_Given task_
Copy out all of the data below with no alterations.
* begin Data supplied *
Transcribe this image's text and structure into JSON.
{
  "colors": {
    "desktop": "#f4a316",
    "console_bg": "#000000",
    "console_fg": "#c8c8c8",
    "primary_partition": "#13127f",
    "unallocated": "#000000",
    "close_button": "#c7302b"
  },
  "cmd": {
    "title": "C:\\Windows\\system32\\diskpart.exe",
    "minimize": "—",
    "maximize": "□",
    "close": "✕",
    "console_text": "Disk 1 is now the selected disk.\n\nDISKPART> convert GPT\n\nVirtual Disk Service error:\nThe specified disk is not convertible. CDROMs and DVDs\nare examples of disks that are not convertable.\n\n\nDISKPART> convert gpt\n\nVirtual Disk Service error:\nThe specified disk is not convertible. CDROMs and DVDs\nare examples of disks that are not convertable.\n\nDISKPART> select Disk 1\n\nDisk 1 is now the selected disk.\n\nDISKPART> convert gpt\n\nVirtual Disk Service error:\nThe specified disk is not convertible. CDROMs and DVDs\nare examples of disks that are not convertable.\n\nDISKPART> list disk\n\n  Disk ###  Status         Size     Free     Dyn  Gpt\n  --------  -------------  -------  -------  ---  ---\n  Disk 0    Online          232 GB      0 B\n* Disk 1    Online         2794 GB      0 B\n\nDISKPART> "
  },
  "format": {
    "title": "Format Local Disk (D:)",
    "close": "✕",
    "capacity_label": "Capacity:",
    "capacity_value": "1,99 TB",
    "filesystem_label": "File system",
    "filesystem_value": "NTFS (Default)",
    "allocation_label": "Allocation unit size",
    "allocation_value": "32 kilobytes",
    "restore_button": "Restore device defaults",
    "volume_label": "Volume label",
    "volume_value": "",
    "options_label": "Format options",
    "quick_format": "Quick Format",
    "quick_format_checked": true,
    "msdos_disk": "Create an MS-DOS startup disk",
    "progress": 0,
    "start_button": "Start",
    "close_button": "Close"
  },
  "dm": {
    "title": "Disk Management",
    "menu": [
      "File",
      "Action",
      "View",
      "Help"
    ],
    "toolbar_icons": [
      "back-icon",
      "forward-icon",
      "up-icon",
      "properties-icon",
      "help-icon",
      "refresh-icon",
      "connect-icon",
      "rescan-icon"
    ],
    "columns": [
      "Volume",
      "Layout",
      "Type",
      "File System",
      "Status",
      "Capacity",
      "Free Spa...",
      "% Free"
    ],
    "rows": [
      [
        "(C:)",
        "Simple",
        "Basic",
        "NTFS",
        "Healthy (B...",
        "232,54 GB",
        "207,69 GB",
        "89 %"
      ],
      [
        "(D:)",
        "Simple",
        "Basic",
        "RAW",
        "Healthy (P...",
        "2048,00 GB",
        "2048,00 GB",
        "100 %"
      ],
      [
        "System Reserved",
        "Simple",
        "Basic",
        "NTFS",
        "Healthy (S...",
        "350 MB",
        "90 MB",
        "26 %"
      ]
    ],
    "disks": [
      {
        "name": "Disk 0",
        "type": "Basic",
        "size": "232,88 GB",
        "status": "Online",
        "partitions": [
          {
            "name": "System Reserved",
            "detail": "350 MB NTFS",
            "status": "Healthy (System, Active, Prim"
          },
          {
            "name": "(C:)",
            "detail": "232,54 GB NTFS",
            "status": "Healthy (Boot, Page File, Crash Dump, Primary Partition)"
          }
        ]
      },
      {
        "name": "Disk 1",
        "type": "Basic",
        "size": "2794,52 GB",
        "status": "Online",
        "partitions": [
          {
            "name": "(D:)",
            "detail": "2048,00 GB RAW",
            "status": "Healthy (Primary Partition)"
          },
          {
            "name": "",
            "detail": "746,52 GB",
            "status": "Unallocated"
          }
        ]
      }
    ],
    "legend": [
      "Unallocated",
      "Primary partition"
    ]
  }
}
* end Data supplied *
_Result_
Transcribe this image's text and structure into JSON.
{
  "colors": {
    "desktop": "#f4a316",
    "console_bg": "#000000",
    "console_fg": "#c8c8c8",
    "primary_partition": "#13127f",
    "unallocated": "#000000",
    "close_button": "#c7302b"
  },
  "cmd": {
    "title": "C:\\Windows\\system32\\diskpart.exe",
    "minimize": "—",
    "maximize": "□",
    "close": "✕",
    "console_text": "Disk 1 is now the selected disk.\n\nDISKPART> convert GPT\n\nVirtual Disk Service error:\nThe specified disk is not convertible. CDROMs and DVDs\nare examples of disks that are not convertable.\n\n\nDISKPART> convert gpt\n\nVirtual Disk Service error:\nThe specified disk is not convertible. CDROMs and DVDs\nare examples of disks that are not convertable.\n\nDISKPART> select Disk 1\n\nDisk 1 is now the selected disk.\n\nDISKPART> convert gpt\n\nVirtual Disk Service error:\nThe specified disk is not convertible. CDROMs and DVDs\nare examples of disks that are not convertable.\n\nDISKPART> list disk\n\n  Disk ###  Status         Size     Free     Dyn  Gpt\n  --------  -------------  -------  -------  ---  ---\n  Disk 0    Online          232 GB      0 B\n* Disk 1    Online         2794 GB      0 B\n\nDISKPART> "
  },
  "format": {
    "title": "Format Local Disk (D:)",
    "close": "✕",
    "capacity_label": "Capacity:",
    "capacity_value": "1,99 TB",
    "filesystem_label": "File system",
    "filesystem_value": "NTFS (Default)",
    "allocation_label": "Allocation unit size",
    "allocation_value": "32 kilobytes",
    "restore_button": "Restore device defaults",
    "volume_label": "Volume label",
    "volume_value": "",
    "options_label": "Format options",
    "quick_format": "Quick Format",
    "quick_format_checked": true,
    "msdos_disk": "Create an MS-DOS startup disk",
    "progress": 0,
    "start_button": "Start",
    "close_button": "Close"
  },
  "dm": {
    "title": "Disk Management",
    "menu": [
      "File",
      "Action",
      "View",
      "Help"
    ],
    "toolbar_icons": [
      "back-icon",
      "forward-icon",
      "up-icon",
      "properties-icon",
      "help-icon",
      "refresh-icon",
      "connect-icon",
      "rescan-icon"
    ],
    "columns": [
      "Volume",
      "Layout",
      "Type",
      "File System",
      "Status",
      "Capacity",
      "Free Spa...",
      "% Free"
    ],
    "rows": [
      [
        "(C:)",
        "Simple",
        "Basic",
        "NTFS",
        "Healthy (B...",
        "232,54 GB",
        "207,69 GB",
        "89 %"
      ],
      [
        "(D:)",
        "Simple",
        "Basic",
        "RAW",
        "Healthy (P...",
        "2048,00 GB",
        "2048,00 GB",
        "100 %"
      ],
      [
        "System Reserved",
        "Simple",
        "Basic",
        "NTFS",
        "Healthy (S...",
        "350 MB",
        "90 MB",
        "26 %"
      ]
    ],
    "disks": [
      {
        "name": "Disk 0",
        "type": "Basic",
        "size": "232,88 GB",
        "status": "Online",
        "partitions": [
          {
            "name": "System Reserved",
            "detail": "350 MB NTFS",
            "status": "Healthy (System, Active, Prim"
          },
          {
            "name": "(C:)",
            "detail": "232,54 GB NTFS",
            "status": "Healthy (Boot, Page File, Crash Dump, Primary Partition)"
          }
        ]
      },
      {
        "name": "Disk 1",
        "type": "Basic",
        "size": "2794,52 GB",
        "status": "Online",
        "partitions": [
          {
            "name": "(D:)",
            "detail": "2048,00 GB RAW",
            "status": "Healthy (Primary Partition)"
          },
          {
            "name": "",
            "detail": "746,52 GB",
            "status": "Unallocated"
          }
        ]
      }
    ],
    "legend": [
      "Unallocated",
      "Primary partition"
    ]
  }
}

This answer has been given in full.